** EXERCISE MATERIAL **
┄┄┄┄┄┄┄┄┄┄

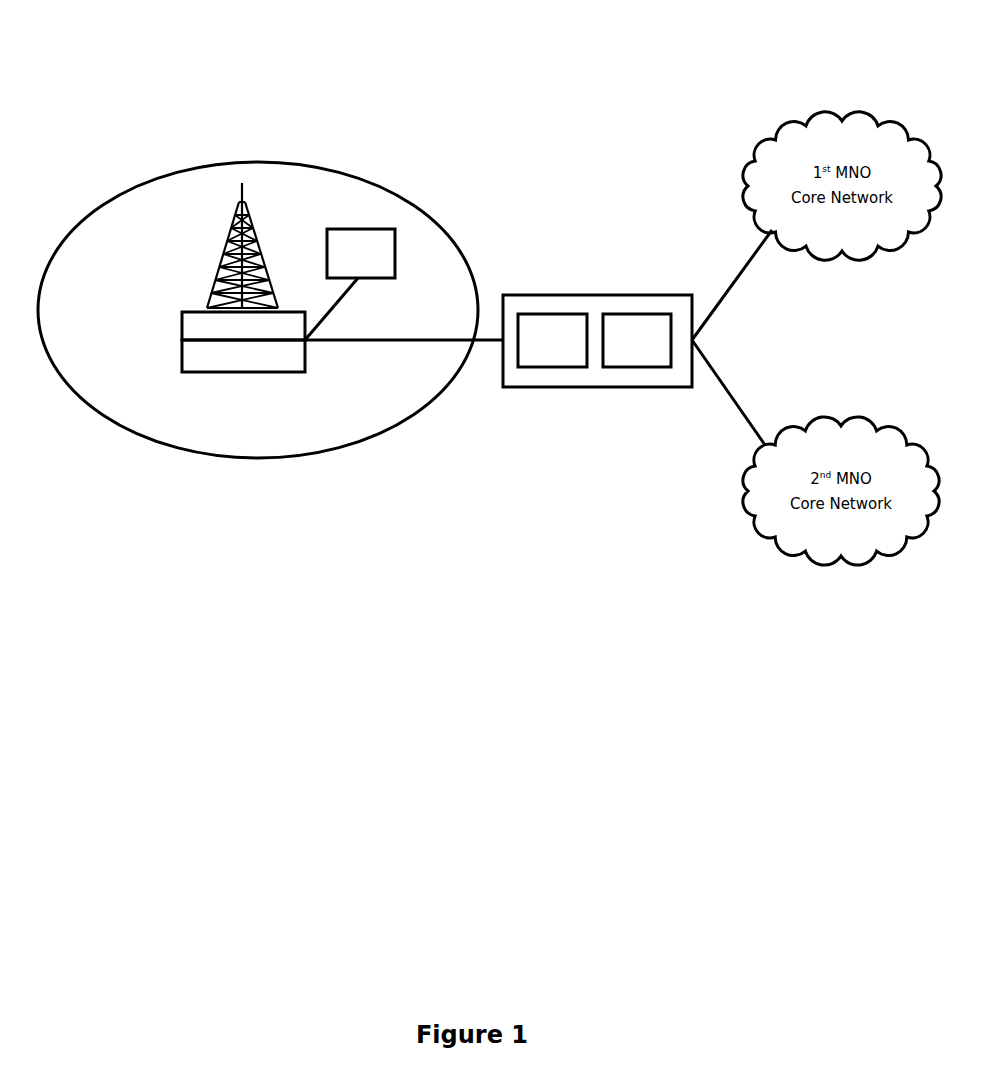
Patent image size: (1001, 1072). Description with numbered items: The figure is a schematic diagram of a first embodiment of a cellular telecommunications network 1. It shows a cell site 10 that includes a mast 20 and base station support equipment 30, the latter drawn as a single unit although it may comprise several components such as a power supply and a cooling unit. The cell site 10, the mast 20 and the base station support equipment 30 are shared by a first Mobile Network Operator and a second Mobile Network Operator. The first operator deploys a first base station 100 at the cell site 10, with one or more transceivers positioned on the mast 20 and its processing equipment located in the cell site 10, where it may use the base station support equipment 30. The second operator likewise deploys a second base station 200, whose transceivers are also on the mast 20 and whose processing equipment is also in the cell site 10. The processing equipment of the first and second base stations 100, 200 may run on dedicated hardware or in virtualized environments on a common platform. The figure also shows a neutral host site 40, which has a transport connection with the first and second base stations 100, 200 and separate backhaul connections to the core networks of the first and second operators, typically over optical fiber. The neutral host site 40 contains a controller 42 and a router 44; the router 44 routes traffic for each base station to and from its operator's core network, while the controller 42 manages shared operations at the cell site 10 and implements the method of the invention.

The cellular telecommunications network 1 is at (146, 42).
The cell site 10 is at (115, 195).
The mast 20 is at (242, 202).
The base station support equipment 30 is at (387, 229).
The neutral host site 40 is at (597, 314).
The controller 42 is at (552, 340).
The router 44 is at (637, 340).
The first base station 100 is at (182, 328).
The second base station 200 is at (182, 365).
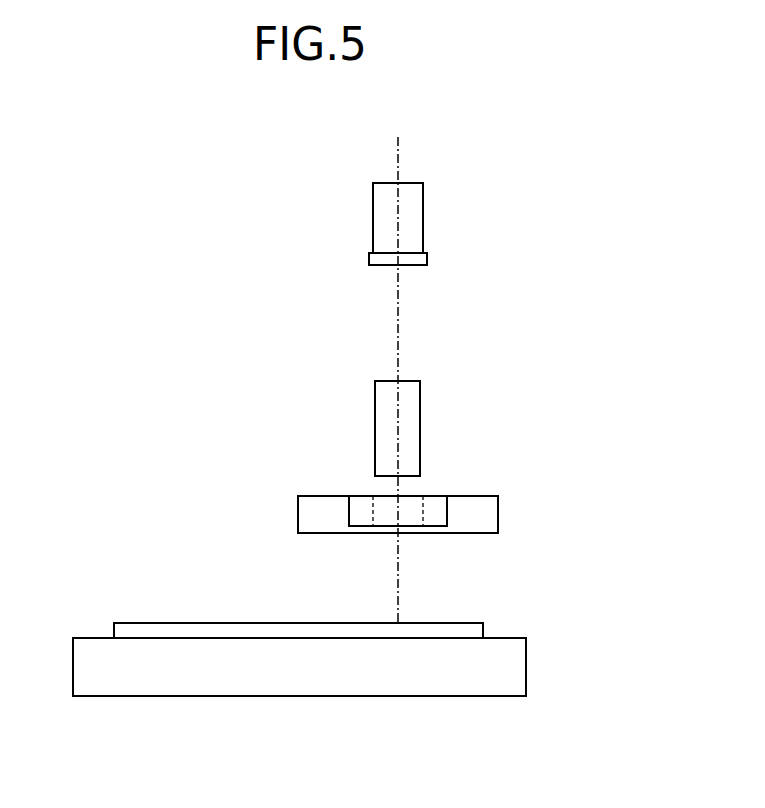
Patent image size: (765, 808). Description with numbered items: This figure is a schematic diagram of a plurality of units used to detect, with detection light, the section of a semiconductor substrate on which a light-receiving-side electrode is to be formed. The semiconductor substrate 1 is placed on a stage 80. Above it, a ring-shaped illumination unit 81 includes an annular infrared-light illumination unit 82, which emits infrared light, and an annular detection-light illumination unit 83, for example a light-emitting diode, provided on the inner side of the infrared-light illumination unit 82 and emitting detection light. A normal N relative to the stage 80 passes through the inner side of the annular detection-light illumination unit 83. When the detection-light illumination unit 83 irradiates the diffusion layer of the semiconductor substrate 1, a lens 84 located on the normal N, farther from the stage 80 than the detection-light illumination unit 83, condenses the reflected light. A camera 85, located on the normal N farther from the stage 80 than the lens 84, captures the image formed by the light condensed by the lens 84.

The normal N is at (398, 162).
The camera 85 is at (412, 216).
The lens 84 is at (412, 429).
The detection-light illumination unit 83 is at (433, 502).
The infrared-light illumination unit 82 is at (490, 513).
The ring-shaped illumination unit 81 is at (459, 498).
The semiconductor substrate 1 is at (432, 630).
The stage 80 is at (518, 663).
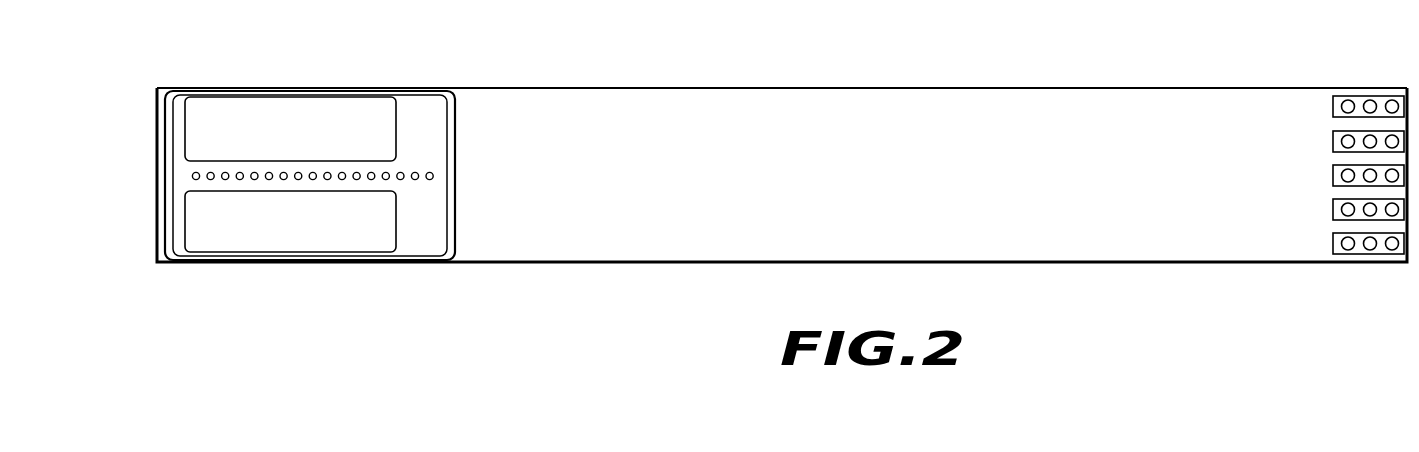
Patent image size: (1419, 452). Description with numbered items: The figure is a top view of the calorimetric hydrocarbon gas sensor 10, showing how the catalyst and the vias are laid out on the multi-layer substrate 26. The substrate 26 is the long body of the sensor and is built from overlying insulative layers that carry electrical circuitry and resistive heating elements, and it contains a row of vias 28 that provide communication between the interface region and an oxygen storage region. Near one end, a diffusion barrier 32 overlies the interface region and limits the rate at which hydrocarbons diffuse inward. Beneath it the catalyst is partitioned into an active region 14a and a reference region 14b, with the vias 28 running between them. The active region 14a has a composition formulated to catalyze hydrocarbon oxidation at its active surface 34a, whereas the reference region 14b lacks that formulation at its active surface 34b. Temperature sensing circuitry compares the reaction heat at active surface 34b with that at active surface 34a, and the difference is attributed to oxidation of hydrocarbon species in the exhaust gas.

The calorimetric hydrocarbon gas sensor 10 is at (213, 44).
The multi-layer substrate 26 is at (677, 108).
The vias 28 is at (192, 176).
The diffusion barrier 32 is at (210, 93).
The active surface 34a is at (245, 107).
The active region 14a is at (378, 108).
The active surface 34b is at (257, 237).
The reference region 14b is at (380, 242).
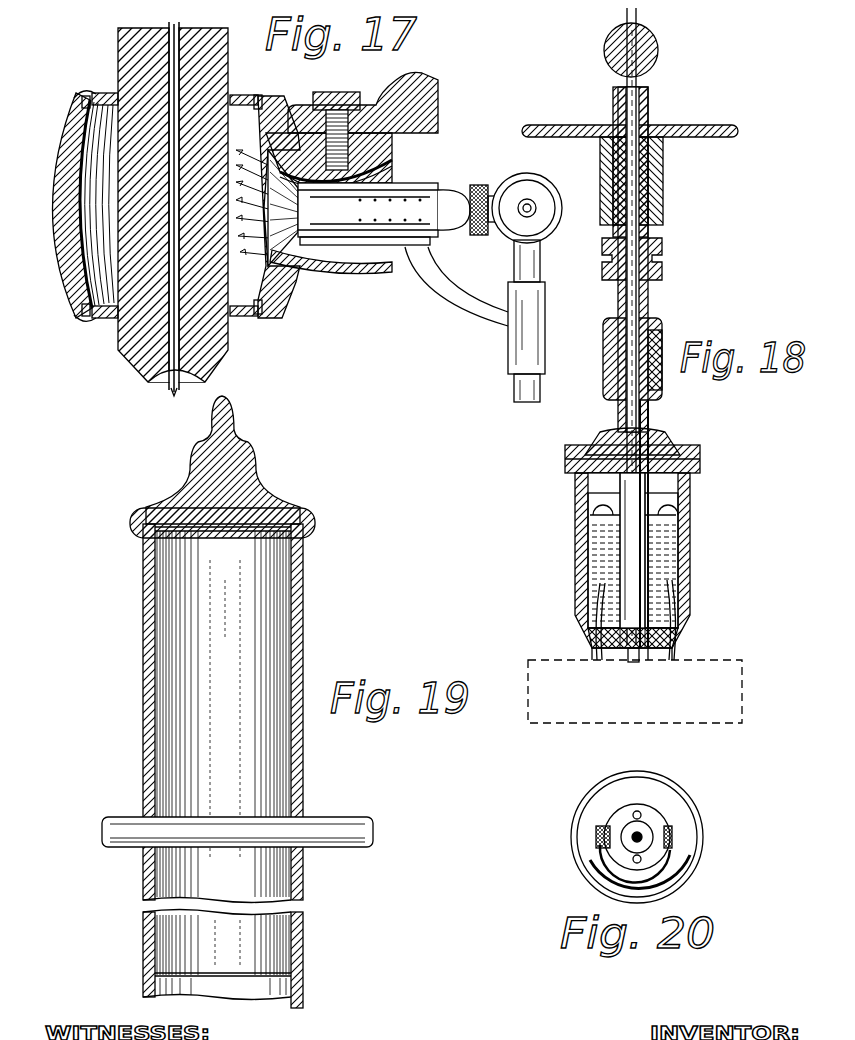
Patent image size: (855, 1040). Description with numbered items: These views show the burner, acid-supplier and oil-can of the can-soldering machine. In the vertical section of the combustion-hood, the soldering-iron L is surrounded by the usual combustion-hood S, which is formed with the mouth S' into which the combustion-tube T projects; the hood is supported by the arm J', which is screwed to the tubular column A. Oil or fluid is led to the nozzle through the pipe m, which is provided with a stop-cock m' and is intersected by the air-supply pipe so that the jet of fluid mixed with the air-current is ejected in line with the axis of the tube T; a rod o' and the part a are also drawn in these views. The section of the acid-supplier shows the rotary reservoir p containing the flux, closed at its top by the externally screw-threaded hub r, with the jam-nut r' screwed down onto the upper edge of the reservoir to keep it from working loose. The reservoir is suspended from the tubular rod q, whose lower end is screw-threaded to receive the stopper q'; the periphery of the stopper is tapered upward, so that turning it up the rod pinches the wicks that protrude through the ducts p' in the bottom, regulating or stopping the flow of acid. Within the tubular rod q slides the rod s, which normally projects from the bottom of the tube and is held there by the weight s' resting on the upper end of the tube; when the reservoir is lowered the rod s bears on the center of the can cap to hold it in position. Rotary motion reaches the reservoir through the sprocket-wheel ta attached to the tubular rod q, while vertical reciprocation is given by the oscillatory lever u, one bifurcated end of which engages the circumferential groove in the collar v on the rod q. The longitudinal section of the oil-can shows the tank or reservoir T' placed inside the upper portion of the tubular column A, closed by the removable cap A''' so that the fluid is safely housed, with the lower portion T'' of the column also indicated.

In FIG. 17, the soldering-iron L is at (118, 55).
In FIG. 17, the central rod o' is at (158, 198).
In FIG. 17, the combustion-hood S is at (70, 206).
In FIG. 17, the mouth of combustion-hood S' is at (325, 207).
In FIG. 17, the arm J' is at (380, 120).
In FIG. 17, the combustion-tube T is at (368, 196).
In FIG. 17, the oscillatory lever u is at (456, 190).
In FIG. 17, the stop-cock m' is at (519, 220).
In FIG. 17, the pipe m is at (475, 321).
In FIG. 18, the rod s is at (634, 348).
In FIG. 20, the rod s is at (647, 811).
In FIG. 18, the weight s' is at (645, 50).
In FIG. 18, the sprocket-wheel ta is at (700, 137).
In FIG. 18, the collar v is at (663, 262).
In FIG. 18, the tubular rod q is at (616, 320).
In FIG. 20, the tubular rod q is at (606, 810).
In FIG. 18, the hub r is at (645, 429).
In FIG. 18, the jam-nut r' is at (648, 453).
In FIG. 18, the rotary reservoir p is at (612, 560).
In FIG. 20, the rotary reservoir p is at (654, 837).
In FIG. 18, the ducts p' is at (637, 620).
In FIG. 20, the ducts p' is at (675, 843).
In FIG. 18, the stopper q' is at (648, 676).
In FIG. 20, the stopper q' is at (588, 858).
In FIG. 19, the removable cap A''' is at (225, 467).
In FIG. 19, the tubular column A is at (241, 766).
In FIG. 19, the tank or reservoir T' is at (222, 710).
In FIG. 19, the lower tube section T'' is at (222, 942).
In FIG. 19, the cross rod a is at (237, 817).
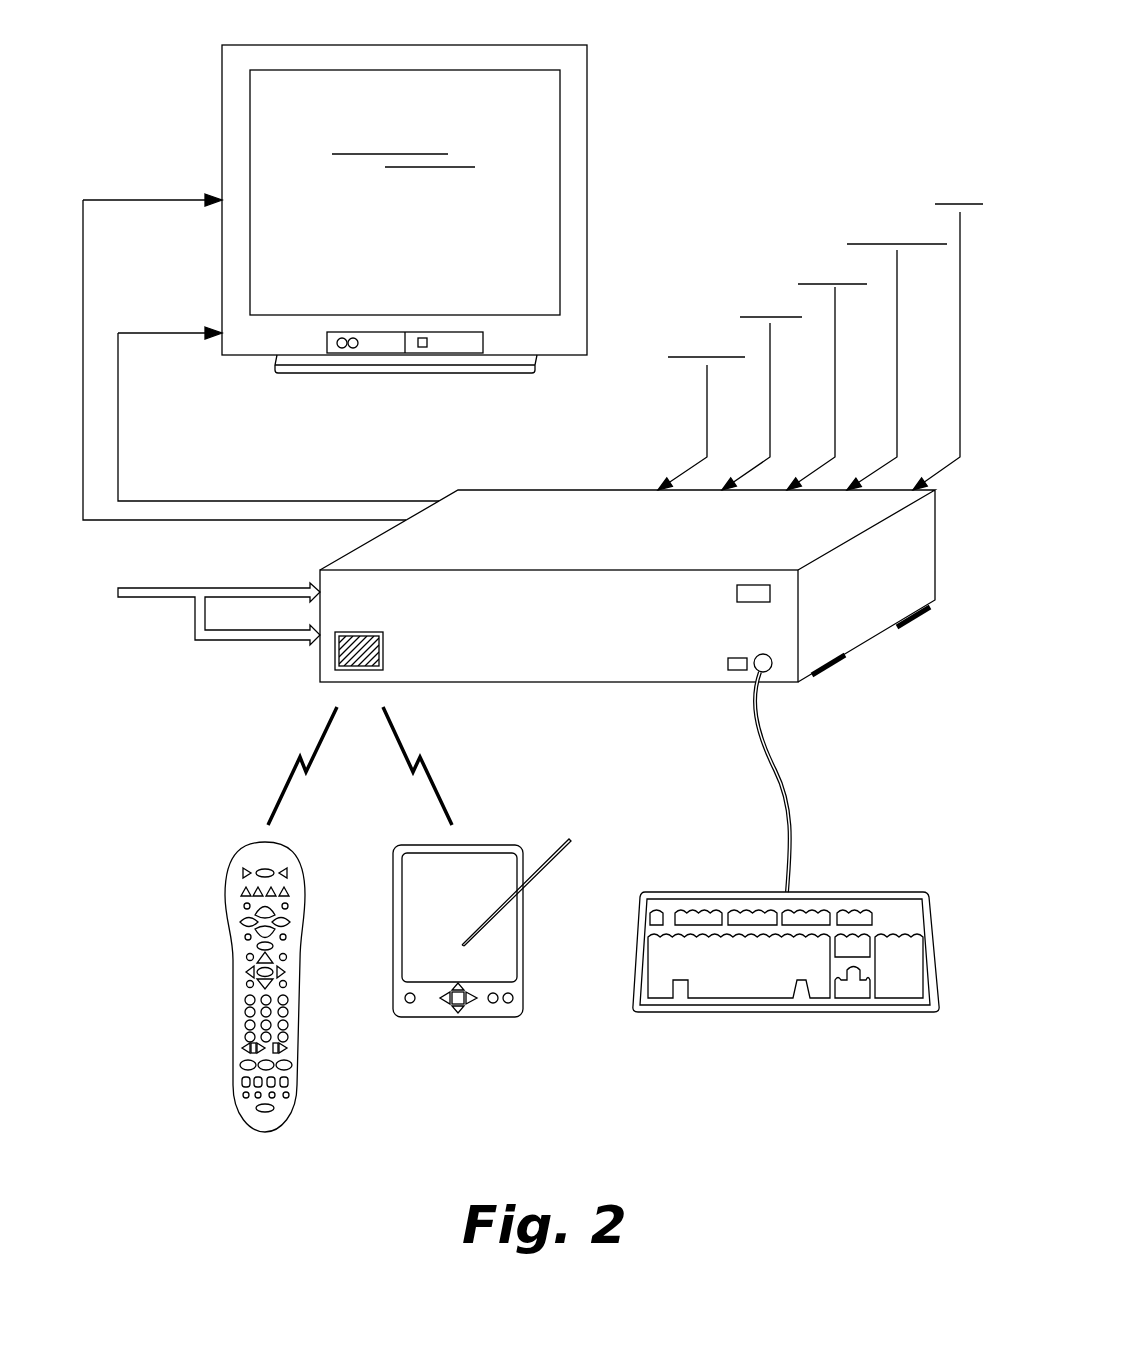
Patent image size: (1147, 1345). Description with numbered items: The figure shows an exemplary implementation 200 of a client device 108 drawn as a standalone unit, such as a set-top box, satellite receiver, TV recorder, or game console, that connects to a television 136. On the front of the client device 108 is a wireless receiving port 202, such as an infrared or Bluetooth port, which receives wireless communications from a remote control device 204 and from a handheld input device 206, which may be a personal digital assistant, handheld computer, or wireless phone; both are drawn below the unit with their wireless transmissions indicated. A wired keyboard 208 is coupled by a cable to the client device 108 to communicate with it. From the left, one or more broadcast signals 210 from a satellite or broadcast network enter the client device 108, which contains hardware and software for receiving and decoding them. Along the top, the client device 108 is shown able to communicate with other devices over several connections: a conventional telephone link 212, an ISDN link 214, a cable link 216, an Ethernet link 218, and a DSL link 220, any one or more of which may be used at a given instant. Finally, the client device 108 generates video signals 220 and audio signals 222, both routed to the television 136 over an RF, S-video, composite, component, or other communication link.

┄┄┄┄┄┄┄┄┄┄

Place every line of the records above into a JSON list of strings, one string per line, omitting blank lines. Leave the pictures out of the answer.

[
  "Patent image size: (1001, 1072). Description with numbered items: The figure is a schematic diagram of a first embodiment of a cellular telecommunications network 1. It shows a cell site 10 that includes a mast 20 and base station support equipment 30, the latter drawn as a single unit although it may comprise several components such as a power supply and a cooling unit. The cell site 10, the mast 20 and the base station support equipment 30 are shared by a first Mobile Network Operator and a second Mobile Network Operator. The first operator deploys a first base station 100 at the cell site 10, with one or more transceivers positioned on the mast 20 and its processing equipment located in the cell site 10, where it may use the base station support equipment 30. The second operator likewise deploys a second base station 200, whose transceivers are also on the mast 20 and whose processing equipment is also in the cell site 10. The processing equipment of the first and second base stations 100, 200 may run on dedicated hardware or in virtualized environments on a common platform. The figure also shows a neutral host site 40, which has a transport connection with the first and second base stations 100, 200 and separate backhaul connections to the core networks of the first and second operators, typically over optical fiber. The neutral host site 40 contains a controller 42 and a router 44; the router 44 routes traffic for each base station to and from its operator's core network, while the controller 42 manages shared operations at the cell site 10 and implements the method of the invention.",
  "The cellular telecommunications network 1 is at (146, 42).",
  "The cell site 10 is at (115, 195).",
  "The mast 20 is at (242, 202).",
  "The base station support equipment 30 is at (387, 229).",
  "The neutral host site 40 is at (597, 314).",
  "The controller 42 is at (552, 340).",
  "The router 44 is at (637, 340).",
  "The first base station 100 is at (182, 328).",
  "The second base station 200 is at (182, 365).",
  "Patent image size: (765, 808). Description with numbered items: This figure is a schematic diagram of a plurality of units used to detect, with detection light, the section of a semiconductor substrate on which a light-receiving-side electrode is to be formed. The semiconductor substrate 1 is placed on a stage 80. Above it, a ring-shaped illumination unit 81 includes an annular infrared-light illumination unit 82, which emits infrared light, and an annular detection-light illumination unit 83, for example a light-emitting diode, provided on the inner side of the infrared-light illumination unit 82 and emitting detection light. A normal N relative to the stage 80 passes through the inner side of the annular detection-light illumination unit 83. When the detection-light illumination unit 83 irradiates the diffusion layer of the semiconductor substrate 1, a lens 84 located on the normal N, farther from the stage 80 than the detection-light illumination unit 83, condenses the reflected light. A camera 85, located on the normal N farther from the stage 80 than the lens 84, captures the image formed by the light condensed by the lens 84.",
  "The normal N is at (398, 162).",
  "The camera 85 is at (412, 216).",
  "The lens 84 is at (412, 429).",
  "The detection-light illumination unit 83 is at (433, 502).",
  "The infrared-light illumination unit 82 is at (490, 513).",
  "The ring-shaped illumination unit 81 is at (459, 498).",
  "The semiconductor substrate 1 is at (432, 630).",
  "The stage 80 is at (518, 663).",
  "Patent image size: (1419, 452). Description with numbered items: The figure is a top view of the calorimetric hydrocarbon gas sensor 10, showing how the catalyst and the vias are laid out on the multi-layer substrate 26. The substrate 26 is the long body of the sensor and is built from overlying insulative layers that carry electrical circuitry and resistive heating elements, and it contains a row of vias 28 that provide communication between the interface region and an oxygen storage region. Near one end, a diffusion barrier 32 overlies the interface region and limits the rate at which hydrocarbons diffuse inward. Beneath it the catalyst is partitioned into an active region 14a and a reference region 14b, with the vias 28 running between them. The active region 14a has a composition formulated to catalyze hydrocarbon oxidation at its active surface 34a, whereas the reference region 14b lacks that formulation at its active surface 34b. Temperature sensing circuitry compares the reaction heat at active surface 34b with that at active surface 34a, and the difference is attributed to oxidation of hydrocarbon species in the exhaust gas.",
  "The calorimetric hydrocarbon gas sensor 10 is at (213, 44).",
  "The multi-layer substrate 26 is at (677, 108).",
  "The vias 28 is at (192, 176).",
  "The diffusion barrier 32 is at (210, 93).",
  "The active surface 34a is at (245, 107).",
  "The active region 14a is at (378, 108).",
  "The active surface 34b is at (257, 237).",
  "The reference region 14b is at (380, 242).",
  "Patent image size: (855, 1040). Description with numbered items: These views show the burner, acid-supplier and oil-can of the can-soldering machine. In the vertical section of the combustion-hood, the soldering-iron L is surrounded by the usual combustion-hood S, which is formed with the mouth S' into which the combustion-tube T projects; the hood is supported by the arm J', which is screwed to the tubular column A. Oil or fluid is led to the nozzle through the pipe m, which is provided with a stop-cock m' and is intersected by the air-supply pipe so that the jet of fluid mixed with the air-current is ejected in line with the axis of the tube T; a rod o' and the part a are also drawn in these views. The section of the acid-supplier shows the rotary reservoir p containing the flux, closed at its top by the externally screw-threaded hub r, with the jam-nut r' screwed down onto the upper edge of the reservoir to keep it from working loose. The reservoir is suspended from the tubular rod q, whose lower end is screw-threaded to receive the stopper q'; the periphery of the stopper is tapered upward, so that turning it up the rod pinches the wicks that protrude through the ducts p' in the bottom, regulating or stopping the flow of acid. Within the tubular rod q slides the rod s, which normally projects from the bottom of the tube and is held there by the weight s' resting on the upper end of the tube; when the reservoir is lowered the rod s bears on the center of the can cap to hold it in position. Rotary motion reaches the reservoir through the sprocket-wheel ta attached to the tubular rod q, while vertical reciprocation is given by the oscillatory lever u, one bifurcated end of which engages the circumferential groove in the collar v on the rod q. The longitudinal section of the oil-can shows the tank or reservoir T' placed inside the upper portion of the tubular column A, closed by the removable cap A''' so that the fluid is safely housed, with the lower portion T'' of the column also indicated.",
  "In FIG. 17, the soldering-iron L is at (118, 55).",
  "In FIG. 17, the central rod o' is at (158, 198).",
  "In FIG. 17, the combustion-hood S is at (70, 206).",
  "In FIG. 17, the mouth of combustion-hood S' is at (325, 207).",
  "In FIG. 17, the arm J' is at (380, 120).",
  "In FIG. 17, the combustion-tube T is at (368, 196).",
  "In FIG. 17, the oscillatory lever u is at (456, 190).",
  "In FIG. 17, the stop-cock m' is at (519, 220).",
  "In FIG. 17, the pipe m is at (475, 321).",
  "In FIG. 18, the rod s is at (634, 348).",
  "In FIG. 20, the rod s is at (647, 811).",
  "In FIG. 18, the weight s' is at (645, 50).",
  "In FIG. 18, the sprocket-wheel ta is at (700, 137).",
  "In FIG. 18, the collar v is at (663, 262).",
  "In FIG. 18, the tubular rod q is at (616, 320).",
  "In FIG. 20, the tubular rod q is at (606, 810).",
  "In FIG. 18, the hub r is at (645, 429).",
  "In FIG. 18, the jam-nut r' is at (648, 453).",
  "In FIG. 18, the rotary reservoir p is at (612, 560).",
  "In FIG. 20, the rotary reservoir p is at (654, 837).",
  "In FIG. 18, the ducts p' is at (637, 620).",
  "In FIG. 20, the ducts p' is at (675, 843).",
  "In FIG. 18, the stopper q' is at (648, 676).",
  "In FIG. 20, the stopper q' is at (588, 858).",
  "In FIG. 19, the removable cap A''' is at (225, 467).",
  "In FIG. 19, the tubular column A is at (241, 766).",
  "In FIG. 19, the tank or reservoir T' is at (222, 710).",
  "In FIG. 19, the lower tube section T'' is at (222, 942).",
  "In FIG. 19, the cross rod a is at (237, 817).",
  "Patent image size: (1147, 1345). Description with numbered items: The figure shows an exemplary implementation 200 of a client device 108 drawn as a standalone unit, such as a set-top box, satellite receiver, TV recorder, or game console, that connects to a television 136. On the front of the client device 108 is a wireless receiving port 202, such as an infrared or Bluetooth port, which receives wireless communications from a remote control device 204 and from a handheld input device 206, which may be a personal digital assistant, handheld computer, or wireless phone; both are drawn below the unit with their wireless transmissions indicated. A wired keyboard 208 is coupled by a cable to the client device 108 to communicate with it. From the left, one or more broadcast signals 210 from a satellite or broadcast network enter the client device 108, which contains hardware and software for receiving and decoding them. Along the top, the client device 108 is shown able to communicate with other devices over several connections: a conventional telephone link 212, an ISDN link 214, a cable link 216, an Ethernet link 218, and a DSL link 220, any one or more of which may be used at a given instant. Finally, the client device 108 generates video signals 220 and audio signals 222, both routed to the television 136 over an RF, S-video, composite, component, or other communication link."
]